* [Requirement]: Copy all lines below containing "Temperature".

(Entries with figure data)
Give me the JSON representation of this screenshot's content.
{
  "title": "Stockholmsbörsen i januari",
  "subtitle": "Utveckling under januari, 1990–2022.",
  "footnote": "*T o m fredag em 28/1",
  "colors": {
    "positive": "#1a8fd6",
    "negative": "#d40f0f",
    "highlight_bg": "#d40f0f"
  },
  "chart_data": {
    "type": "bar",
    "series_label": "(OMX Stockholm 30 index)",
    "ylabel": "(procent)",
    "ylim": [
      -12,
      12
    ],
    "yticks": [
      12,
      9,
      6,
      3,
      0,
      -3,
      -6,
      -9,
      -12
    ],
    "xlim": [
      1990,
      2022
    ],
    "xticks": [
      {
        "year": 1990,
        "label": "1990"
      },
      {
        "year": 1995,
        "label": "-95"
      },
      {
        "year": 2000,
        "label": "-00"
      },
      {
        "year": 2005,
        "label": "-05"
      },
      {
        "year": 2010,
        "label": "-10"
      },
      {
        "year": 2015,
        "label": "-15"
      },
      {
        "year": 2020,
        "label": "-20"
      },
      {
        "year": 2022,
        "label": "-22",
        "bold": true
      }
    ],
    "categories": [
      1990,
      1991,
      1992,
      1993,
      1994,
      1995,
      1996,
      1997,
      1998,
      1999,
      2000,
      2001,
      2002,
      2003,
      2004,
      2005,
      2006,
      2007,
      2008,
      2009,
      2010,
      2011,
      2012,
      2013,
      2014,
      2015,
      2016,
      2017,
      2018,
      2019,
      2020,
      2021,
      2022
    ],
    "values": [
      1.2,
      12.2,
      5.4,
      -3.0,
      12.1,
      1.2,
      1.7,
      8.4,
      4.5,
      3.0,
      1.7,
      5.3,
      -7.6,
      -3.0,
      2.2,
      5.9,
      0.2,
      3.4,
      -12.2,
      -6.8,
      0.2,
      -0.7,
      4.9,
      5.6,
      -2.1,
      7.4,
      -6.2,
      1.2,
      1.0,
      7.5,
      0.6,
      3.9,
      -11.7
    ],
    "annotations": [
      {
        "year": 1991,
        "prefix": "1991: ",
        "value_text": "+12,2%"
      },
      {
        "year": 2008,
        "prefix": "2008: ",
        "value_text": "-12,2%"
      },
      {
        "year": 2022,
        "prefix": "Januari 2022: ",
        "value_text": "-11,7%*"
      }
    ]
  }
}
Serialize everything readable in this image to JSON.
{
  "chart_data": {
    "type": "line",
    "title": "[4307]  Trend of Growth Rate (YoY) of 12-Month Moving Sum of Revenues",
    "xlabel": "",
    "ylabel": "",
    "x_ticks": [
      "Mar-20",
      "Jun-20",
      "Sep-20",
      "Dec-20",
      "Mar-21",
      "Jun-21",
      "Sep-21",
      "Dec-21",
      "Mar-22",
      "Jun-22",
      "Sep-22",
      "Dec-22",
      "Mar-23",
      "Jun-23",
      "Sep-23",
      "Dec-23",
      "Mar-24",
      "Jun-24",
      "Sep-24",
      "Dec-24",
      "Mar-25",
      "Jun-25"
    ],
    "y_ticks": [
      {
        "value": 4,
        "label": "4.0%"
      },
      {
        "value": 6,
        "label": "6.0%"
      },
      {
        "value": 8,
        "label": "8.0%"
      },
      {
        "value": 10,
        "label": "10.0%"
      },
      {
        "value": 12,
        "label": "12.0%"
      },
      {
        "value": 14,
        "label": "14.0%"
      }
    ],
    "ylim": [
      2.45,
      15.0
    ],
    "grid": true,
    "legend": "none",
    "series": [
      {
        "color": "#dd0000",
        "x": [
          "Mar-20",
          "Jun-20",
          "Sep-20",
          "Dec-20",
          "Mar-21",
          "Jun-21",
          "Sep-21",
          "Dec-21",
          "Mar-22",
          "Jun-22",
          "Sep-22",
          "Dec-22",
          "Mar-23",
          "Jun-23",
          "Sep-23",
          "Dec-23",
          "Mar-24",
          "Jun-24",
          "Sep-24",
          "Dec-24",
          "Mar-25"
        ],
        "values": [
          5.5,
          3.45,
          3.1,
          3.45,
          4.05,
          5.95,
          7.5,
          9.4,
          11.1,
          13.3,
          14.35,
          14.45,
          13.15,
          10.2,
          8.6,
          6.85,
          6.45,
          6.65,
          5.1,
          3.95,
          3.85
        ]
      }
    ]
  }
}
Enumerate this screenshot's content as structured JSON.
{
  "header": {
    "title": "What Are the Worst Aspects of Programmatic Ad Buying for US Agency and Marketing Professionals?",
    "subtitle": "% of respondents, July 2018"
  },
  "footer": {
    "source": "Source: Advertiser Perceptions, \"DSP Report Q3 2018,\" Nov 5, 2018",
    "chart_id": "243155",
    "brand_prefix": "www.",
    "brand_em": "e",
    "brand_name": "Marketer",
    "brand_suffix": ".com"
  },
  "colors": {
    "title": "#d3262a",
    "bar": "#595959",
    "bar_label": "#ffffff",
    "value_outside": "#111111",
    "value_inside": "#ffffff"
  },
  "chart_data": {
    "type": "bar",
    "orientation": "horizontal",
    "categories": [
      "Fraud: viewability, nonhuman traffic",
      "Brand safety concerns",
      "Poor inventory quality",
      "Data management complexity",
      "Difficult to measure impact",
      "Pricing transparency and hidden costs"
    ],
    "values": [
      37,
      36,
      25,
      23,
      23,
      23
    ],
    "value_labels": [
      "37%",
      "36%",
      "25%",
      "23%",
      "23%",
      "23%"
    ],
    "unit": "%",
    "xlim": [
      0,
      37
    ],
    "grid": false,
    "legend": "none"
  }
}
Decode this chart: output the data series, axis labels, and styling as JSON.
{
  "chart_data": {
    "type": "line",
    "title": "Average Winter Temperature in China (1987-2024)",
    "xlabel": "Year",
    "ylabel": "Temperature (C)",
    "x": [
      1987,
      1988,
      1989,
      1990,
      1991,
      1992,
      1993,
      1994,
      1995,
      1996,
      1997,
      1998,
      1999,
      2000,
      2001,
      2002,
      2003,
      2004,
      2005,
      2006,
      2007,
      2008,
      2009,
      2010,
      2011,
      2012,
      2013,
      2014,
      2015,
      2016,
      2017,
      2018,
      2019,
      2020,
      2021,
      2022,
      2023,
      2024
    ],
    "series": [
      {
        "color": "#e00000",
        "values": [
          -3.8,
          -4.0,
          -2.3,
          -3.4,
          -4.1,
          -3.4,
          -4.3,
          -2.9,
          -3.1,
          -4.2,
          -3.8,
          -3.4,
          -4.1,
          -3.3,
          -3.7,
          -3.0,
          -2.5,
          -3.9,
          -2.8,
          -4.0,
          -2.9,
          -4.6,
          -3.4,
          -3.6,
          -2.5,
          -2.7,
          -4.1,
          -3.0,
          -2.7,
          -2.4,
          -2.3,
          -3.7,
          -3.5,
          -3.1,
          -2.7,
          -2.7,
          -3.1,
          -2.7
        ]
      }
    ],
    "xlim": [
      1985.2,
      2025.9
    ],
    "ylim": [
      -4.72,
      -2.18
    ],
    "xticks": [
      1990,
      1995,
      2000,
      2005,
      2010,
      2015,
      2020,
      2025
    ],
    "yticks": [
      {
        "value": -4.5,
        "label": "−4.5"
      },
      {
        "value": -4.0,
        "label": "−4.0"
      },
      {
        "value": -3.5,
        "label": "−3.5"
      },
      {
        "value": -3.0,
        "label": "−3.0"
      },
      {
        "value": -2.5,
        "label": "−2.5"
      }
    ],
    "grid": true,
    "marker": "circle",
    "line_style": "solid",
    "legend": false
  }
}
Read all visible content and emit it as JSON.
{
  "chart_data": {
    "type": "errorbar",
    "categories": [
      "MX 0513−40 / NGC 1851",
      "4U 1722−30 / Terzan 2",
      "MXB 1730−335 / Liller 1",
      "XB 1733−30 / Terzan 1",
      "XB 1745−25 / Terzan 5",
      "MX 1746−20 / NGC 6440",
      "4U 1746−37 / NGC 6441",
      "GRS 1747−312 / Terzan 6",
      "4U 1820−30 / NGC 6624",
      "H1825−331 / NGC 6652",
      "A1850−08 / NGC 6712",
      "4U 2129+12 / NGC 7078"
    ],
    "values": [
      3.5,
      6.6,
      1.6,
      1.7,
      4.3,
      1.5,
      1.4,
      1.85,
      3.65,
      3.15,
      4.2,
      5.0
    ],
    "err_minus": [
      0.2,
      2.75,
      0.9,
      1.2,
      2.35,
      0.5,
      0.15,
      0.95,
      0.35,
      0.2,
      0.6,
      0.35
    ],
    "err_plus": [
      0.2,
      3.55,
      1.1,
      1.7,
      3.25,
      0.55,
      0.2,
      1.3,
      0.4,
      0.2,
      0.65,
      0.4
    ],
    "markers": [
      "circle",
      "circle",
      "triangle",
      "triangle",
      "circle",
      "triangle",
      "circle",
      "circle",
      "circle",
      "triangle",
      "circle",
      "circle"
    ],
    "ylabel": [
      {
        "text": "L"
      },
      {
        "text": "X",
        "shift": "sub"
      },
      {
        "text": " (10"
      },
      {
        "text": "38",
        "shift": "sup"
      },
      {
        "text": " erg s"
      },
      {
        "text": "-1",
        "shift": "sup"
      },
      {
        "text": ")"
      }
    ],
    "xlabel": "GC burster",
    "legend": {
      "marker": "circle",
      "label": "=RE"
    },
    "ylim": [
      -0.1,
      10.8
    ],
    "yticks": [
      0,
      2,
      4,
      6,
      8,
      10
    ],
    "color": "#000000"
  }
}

* [Answer in full]:
    "title": "Average Winter Temperature in China (1987-2024)",
    "ylabel": "Temperature (C)",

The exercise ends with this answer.